(Excerpt from a dataset)
#####

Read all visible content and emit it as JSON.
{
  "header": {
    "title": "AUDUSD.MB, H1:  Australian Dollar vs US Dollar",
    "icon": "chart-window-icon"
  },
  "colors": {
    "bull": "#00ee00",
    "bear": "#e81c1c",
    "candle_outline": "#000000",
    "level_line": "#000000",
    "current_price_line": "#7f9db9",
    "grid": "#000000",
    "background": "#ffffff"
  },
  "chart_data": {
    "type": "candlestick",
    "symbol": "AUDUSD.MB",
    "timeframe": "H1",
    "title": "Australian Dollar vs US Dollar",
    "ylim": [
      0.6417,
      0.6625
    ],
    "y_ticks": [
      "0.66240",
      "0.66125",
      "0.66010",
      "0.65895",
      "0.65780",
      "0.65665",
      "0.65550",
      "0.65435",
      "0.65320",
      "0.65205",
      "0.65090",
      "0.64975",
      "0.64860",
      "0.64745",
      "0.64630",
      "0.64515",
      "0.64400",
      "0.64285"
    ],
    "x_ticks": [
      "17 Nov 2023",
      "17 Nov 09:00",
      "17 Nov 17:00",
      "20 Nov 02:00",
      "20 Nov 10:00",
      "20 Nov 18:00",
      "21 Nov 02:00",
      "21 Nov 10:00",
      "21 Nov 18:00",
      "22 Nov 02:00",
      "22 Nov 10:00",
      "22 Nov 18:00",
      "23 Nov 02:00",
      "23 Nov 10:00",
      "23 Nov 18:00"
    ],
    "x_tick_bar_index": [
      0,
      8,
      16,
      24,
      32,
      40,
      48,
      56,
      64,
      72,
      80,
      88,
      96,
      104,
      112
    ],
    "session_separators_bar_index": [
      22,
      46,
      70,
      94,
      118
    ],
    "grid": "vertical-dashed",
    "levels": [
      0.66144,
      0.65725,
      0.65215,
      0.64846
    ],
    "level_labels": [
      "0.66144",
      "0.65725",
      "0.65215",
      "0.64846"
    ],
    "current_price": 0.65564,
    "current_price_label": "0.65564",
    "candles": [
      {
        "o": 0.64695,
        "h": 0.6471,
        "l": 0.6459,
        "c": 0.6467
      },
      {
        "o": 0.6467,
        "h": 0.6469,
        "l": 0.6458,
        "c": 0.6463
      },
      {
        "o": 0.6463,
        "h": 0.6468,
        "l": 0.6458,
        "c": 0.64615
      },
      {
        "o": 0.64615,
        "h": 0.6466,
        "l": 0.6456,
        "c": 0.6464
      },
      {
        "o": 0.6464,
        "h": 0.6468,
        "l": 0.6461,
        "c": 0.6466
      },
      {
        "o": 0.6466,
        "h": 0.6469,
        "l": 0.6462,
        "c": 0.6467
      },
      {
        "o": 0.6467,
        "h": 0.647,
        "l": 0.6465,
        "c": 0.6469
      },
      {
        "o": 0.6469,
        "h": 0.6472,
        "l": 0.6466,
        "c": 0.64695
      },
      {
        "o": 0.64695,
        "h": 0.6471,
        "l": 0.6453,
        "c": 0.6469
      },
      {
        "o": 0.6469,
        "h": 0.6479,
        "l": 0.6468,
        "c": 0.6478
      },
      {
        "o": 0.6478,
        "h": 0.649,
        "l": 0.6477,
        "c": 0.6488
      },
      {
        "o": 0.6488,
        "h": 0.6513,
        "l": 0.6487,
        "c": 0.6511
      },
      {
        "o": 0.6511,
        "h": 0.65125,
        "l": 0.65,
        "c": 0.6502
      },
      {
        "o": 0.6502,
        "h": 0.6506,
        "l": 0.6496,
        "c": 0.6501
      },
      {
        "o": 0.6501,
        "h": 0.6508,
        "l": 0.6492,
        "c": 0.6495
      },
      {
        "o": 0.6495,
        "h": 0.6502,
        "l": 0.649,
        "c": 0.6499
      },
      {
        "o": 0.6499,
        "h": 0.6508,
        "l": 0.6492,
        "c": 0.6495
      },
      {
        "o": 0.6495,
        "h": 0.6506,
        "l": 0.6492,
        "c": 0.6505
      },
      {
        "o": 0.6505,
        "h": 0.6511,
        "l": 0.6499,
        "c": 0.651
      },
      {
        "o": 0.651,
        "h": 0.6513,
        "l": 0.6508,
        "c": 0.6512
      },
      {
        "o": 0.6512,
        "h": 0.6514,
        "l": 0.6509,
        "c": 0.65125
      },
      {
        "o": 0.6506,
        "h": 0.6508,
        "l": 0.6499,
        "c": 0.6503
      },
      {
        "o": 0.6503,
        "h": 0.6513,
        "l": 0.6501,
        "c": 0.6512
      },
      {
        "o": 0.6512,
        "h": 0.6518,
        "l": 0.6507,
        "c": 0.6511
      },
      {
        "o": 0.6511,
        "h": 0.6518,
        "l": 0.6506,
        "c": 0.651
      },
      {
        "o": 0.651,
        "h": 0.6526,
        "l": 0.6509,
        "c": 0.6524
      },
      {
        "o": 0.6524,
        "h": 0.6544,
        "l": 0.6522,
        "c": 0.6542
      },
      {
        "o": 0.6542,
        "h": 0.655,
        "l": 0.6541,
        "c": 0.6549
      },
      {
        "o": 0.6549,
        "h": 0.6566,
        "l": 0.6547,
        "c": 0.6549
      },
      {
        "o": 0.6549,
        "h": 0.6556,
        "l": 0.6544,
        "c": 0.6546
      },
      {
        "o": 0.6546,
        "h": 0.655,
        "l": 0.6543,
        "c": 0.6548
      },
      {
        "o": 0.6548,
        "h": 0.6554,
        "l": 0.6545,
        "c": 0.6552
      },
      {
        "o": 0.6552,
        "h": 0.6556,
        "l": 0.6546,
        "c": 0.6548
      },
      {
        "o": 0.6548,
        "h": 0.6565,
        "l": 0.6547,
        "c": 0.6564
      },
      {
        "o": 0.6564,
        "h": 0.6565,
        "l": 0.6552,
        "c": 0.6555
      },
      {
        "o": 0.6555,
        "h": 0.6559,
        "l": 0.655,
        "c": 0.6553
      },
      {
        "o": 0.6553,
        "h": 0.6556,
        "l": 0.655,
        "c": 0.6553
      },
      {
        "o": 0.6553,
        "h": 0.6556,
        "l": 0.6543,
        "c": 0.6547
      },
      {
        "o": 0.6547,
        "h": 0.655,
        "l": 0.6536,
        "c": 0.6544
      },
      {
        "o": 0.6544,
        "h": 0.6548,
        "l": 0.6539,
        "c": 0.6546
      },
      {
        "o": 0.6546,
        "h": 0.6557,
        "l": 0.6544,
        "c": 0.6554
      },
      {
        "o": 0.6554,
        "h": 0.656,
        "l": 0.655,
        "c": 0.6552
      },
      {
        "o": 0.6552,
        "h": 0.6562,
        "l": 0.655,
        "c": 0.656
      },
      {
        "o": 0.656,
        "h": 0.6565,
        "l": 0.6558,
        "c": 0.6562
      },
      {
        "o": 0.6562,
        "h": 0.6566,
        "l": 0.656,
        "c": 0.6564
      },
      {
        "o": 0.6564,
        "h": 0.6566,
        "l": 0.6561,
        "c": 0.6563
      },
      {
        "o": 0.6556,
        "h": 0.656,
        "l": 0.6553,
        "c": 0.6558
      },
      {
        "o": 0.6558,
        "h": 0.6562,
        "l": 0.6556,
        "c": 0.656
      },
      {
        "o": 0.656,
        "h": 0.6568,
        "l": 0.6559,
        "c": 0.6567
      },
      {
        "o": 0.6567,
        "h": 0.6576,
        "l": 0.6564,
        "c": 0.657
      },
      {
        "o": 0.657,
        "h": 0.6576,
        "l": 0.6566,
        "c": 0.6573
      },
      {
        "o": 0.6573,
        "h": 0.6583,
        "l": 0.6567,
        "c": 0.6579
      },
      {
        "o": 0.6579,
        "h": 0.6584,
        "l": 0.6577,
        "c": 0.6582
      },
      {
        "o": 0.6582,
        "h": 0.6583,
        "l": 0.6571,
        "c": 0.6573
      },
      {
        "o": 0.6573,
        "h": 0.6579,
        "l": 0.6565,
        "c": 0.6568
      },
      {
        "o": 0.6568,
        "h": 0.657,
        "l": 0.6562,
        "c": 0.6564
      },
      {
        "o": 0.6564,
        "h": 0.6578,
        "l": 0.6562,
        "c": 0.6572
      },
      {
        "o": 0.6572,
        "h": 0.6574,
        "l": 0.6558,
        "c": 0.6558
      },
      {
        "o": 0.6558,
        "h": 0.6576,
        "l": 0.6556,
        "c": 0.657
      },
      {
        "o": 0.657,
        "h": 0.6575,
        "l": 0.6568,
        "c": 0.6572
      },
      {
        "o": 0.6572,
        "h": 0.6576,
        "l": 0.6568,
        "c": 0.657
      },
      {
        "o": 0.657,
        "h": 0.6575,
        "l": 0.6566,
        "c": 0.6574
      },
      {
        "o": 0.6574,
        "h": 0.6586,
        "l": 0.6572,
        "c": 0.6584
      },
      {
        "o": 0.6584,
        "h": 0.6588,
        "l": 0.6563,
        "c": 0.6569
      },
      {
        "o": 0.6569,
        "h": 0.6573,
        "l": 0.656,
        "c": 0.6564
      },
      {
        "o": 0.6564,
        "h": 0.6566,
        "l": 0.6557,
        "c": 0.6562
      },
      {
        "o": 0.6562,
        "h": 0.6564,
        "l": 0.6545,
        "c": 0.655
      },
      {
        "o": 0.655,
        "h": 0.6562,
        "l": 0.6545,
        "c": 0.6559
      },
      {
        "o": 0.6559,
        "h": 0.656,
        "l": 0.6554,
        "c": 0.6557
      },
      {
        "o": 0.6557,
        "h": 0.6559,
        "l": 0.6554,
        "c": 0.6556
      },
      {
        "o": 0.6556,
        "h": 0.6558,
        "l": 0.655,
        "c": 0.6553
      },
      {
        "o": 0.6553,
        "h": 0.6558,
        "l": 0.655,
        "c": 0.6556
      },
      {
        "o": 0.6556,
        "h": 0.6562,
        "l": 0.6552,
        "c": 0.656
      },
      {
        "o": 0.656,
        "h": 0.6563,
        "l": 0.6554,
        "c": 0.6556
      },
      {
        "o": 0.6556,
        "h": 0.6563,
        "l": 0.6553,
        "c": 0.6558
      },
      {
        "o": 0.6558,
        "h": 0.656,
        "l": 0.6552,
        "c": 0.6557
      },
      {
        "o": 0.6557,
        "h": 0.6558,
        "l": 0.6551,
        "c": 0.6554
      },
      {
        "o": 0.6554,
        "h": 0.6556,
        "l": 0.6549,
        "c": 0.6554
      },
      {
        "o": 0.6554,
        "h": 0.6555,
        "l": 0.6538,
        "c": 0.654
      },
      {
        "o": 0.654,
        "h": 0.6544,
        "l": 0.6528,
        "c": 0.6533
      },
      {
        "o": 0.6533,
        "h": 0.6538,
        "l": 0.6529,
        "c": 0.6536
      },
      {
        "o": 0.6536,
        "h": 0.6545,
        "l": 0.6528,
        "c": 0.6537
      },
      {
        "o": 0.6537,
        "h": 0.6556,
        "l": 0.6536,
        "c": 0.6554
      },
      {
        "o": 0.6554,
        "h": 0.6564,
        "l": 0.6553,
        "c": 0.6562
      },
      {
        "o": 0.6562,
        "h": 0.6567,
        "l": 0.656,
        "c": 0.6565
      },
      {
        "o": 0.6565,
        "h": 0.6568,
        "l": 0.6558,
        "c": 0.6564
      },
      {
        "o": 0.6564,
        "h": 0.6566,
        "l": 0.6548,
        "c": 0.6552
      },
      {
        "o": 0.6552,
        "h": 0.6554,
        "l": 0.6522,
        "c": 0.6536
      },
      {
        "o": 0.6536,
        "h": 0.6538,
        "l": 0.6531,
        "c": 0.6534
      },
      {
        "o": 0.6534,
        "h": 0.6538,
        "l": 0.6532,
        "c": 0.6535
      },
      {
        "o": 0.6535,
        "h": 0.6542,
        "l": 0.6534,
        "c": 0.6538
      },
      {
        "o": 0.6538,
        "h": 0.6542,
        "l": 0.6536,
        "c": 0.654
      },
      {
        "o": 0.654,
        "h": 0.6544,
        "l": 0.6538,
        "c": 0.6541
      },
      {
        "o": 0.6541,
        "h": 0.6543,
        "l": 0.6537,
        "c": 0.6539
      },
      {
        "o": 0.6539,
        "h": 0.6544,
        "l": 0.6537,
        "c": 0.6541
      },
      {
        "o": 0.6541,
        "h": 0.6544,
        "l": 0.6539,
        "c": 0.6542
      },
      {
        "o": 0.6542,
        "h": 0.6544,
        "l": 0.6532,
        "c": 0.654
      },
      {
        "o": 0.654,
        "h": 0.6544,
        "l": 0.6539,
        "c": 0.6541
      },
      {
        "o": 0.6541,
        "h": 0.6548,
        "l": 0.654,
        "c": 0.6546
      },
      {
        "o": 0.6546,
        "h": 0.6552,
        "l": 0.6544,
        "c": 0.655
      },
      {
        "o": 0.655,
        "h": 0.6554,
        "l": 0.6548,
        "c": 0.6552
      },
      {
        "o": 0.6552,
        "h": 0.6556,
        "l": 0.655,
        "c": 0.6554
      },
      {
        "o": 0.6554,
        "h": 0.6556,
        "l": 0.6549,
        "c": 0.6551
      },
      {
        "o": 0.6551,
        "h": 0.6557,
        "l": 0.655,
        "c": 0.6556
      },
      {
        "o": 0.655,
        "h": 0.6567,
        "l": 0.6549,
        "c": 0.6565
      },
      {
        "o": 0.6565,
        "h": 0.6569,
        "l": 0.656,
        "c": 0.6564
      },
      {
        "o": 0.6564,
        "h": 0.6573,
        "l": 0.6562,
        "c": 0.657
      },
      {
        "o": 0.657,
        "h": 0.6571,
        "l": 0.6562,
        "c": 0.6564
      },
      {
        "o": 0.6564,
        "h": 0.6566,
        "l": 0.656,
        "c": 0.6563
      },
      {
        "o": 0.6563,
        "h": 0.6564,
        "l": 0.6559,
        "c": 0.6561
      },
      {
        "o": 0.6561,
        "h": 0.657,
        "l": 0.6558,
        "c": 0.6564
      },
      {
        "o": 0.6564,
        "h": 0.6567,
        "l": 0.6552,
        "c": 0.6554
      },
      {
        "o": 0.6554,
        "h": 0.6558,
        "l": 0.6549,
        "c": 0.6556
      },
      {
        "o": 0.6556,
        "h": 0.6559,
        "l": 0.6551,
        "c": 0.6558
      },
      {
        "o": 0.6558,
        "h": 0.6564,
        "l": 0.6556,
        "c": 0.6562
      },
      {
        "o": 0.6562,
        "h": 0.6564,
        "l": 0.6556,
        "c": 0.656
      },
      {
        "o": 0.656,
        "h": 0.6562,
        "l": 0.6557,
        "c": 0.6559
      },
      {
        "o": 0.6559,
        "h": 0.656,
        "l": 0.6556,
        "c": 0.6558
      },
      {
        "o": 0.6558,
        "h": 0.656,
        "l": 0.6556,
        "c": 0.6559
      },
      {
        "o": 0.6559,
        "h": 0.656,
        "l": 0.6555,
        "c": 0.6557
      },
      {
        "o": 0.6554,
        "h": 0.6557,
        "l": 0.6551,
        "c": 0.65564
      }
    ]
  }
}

#####

(STATED EXERCISE): Work out the number of lines in this listing that include the word "AUDUSD". Reply with that number only.

(FINAL RESULT): 2